From the listing below, extract each line containing the string "this".

(A run of records)
* begin *

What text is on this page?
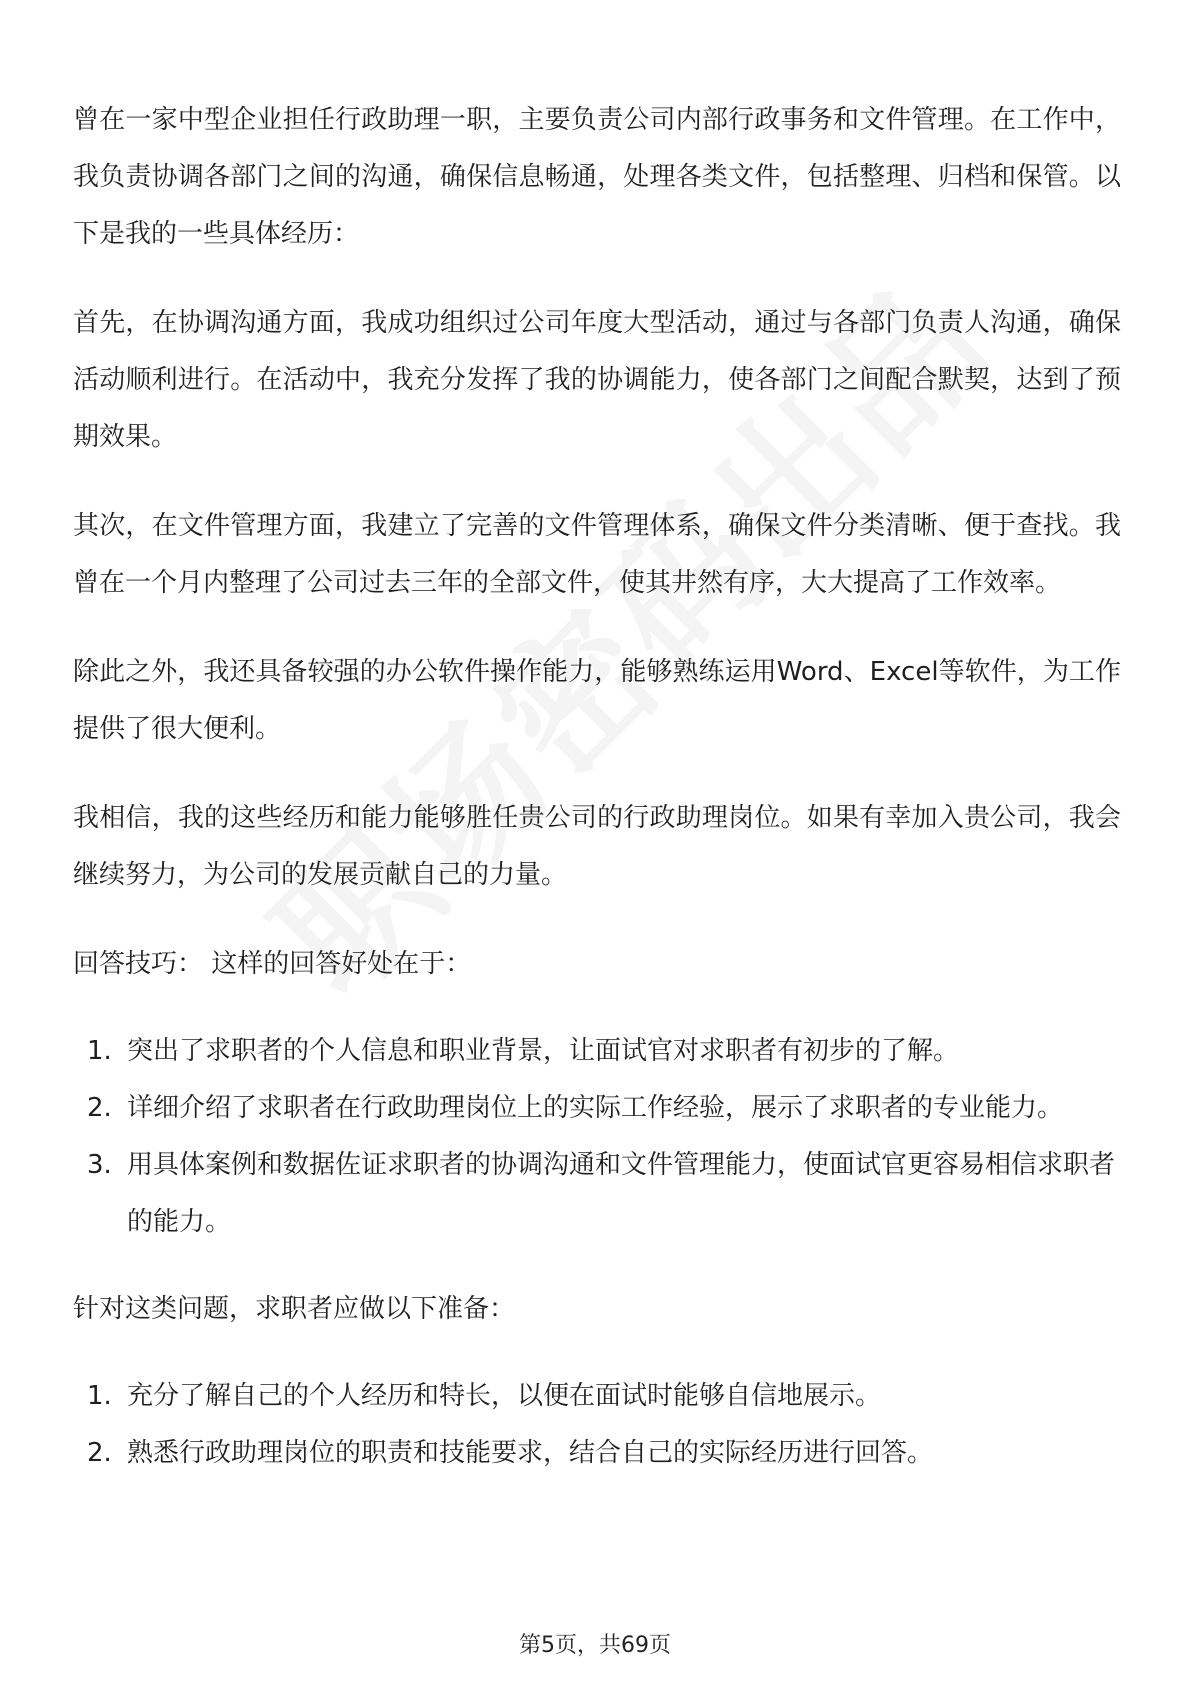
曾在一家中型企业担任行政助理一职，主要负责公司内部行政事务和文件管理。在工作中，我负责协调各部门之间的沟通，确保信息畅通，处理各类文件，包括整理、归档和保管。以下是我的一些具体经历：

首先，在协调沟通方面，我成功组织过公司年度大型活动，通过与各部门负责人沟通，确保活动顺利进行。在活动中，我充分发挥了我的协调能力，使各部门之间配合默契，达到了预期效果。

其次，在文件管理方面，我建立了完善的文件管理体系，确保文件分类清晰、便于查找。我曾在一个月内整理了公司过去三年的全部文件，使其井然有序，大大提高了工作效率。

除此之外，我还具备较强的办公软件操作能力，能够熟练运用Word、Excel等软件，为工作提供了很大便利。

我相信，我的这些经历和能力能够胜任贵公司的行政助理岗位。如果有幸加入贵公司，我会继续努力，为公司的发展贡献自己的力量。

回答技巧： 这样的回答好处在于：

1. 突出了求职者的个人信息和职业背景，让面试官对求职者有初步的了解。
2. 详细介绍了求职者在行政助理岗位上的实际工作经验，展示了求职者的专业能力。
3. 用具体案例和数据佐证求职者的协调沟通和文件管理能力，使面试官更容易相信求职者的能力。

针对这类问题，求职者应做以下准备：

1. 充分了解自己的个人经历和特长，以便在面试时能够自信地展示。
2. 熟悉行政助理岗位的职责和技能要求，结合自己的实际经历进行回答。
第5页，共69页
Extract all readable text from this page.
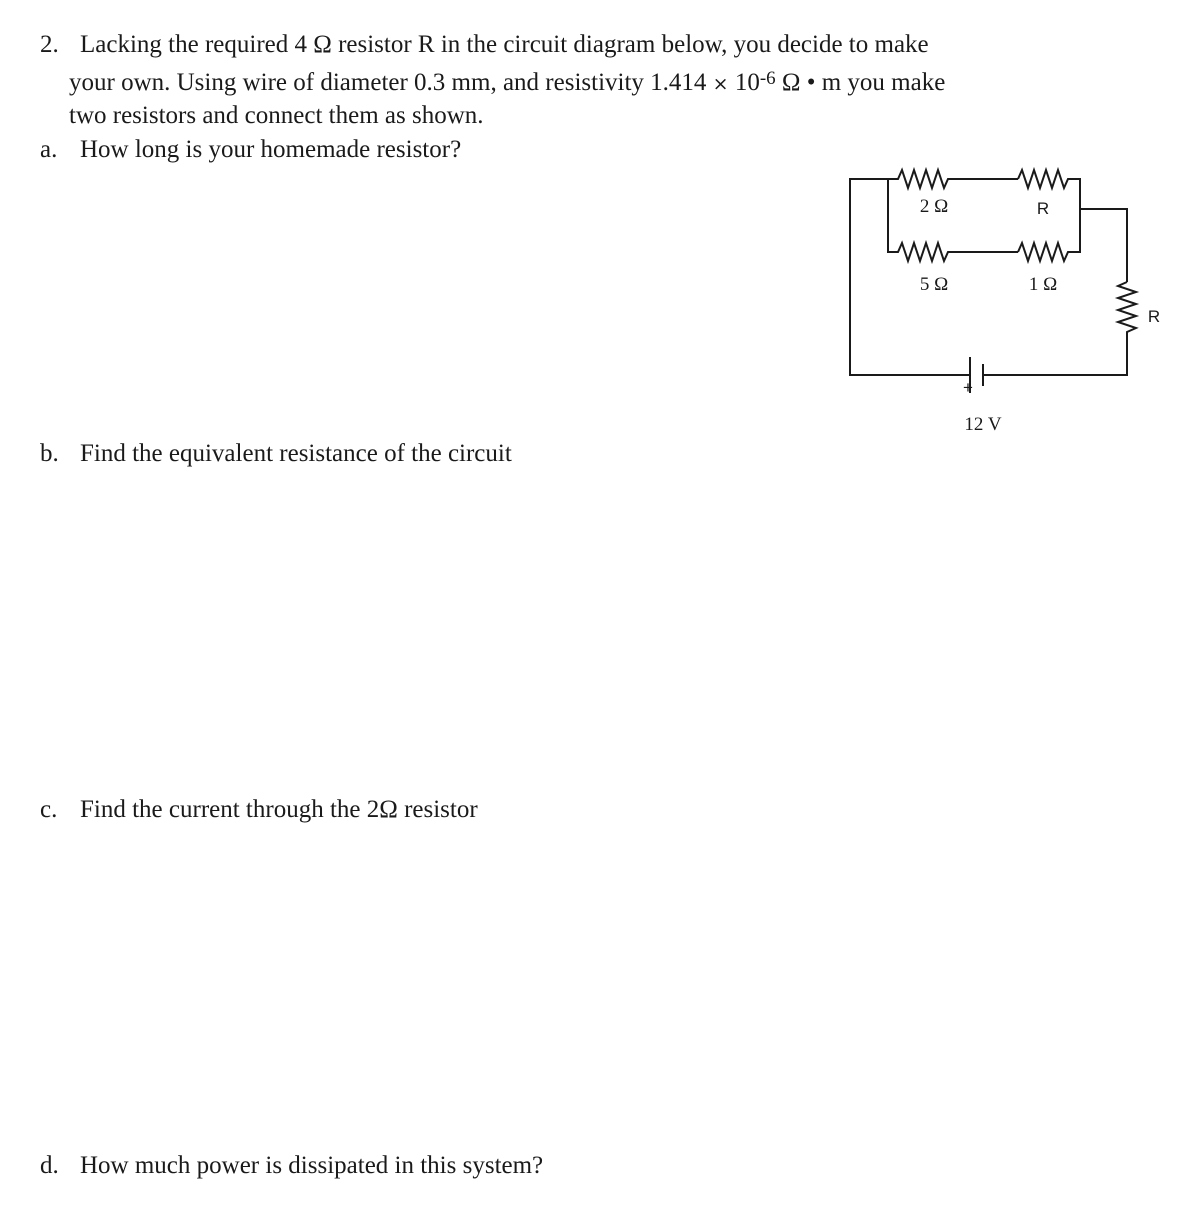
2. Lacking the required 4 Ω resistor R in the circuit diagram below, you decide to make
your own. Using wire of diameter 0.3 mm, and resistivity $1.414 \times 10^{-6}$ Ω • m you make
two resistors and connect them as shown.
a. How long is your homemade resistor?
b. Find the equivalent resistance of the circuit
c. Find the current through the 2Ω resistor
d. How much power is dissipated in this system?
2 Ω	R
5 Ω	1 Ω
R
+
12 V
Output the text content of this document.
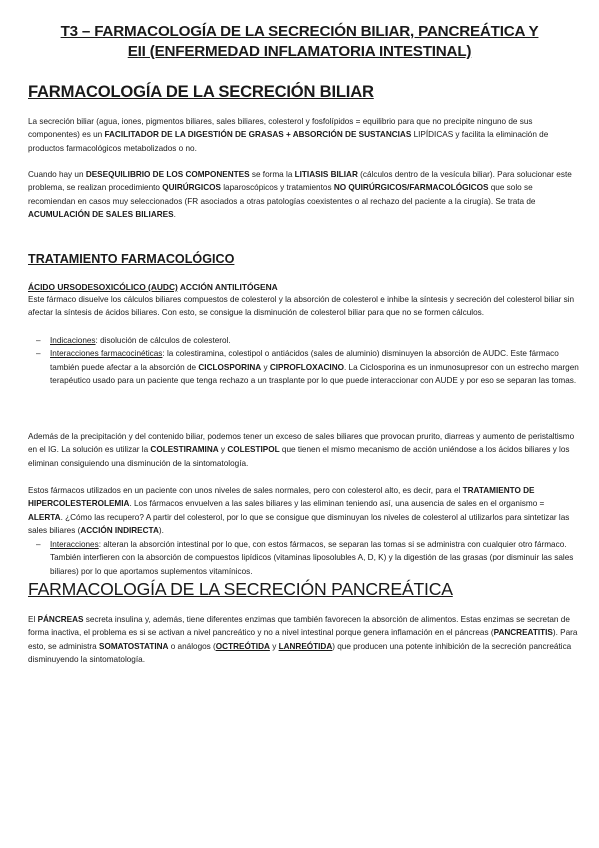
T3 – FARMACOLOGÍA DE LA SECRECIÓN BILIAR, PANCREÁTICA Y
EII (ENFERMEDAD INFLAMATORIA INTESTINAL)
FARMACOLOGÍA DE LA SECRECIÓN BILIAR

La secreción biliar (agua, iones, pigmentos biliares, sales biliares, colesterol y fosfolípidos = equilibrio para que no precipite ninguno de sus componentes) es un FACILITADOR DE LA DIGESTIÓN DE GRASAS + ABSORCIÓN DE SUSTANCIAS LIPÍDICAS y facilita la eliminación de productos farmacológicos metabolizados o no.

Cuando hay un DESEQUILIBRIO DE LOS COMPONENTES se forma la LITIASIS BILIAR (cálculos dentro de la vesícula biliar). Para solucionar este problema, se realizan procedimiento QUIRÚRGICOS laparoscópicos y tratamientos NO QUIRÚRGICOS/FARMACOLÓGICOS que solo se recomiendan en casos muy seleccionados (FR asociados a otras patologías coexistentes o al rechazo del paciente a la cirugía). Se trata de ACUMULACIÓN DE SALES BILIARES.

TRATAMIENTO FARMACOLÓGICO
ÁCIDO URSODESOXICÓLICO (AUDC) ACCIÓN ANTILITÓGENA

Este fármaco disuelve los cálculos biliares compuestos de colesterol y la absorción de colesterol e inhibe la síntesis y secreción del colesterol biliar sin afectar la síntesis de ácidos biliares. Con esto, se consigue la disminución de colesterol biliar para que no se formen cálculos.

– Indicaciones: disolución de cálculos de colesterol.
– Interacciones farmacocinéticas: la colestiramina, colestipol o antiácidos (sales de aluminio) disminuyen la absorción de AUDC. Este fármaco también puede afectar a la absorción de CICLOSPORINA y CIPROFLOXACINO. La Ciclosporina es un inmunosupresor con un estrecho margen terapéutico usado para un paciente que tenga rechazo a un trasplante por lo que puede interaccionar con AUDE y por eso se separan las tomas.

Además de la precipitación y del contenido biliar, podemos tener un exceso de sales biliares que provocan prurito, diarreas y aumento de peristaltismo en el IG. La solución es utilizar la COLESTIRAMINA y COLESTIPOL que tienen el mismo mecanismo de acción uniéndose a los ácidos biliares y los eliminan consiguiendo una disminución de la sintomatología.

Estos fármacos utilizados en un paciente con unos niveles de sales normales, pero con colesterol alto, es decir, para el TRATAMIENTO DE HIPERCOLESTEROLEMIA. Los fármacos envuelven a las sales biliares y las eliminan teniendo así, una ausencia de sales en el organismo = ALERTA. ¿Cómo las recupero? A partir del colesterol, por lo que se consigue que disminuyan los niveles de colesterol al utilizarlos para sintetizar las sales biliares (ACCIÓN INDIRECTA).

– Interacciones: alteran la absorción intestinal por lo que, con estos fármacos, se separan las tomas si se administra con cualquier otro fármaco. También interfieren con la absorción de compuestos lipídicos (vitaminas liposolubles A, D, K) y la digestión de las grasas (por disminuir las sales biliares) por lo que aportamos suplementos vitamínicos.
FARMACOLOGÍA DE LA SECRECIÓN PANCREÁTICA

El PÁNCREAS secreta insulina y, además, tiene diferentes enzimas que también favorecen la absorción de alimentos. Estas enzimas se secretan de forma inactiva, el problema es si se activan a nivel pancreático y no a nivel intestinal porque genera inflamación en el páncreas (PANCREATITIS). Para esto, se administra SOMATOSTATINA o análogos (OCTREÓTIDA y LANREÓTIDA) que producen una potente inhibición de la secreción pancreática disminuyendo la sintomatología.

* end *

**Task solution**
What text is on this page?
Extract all readable text from this page.
d. How much power is dissipated in this system?
Output the text content of this document.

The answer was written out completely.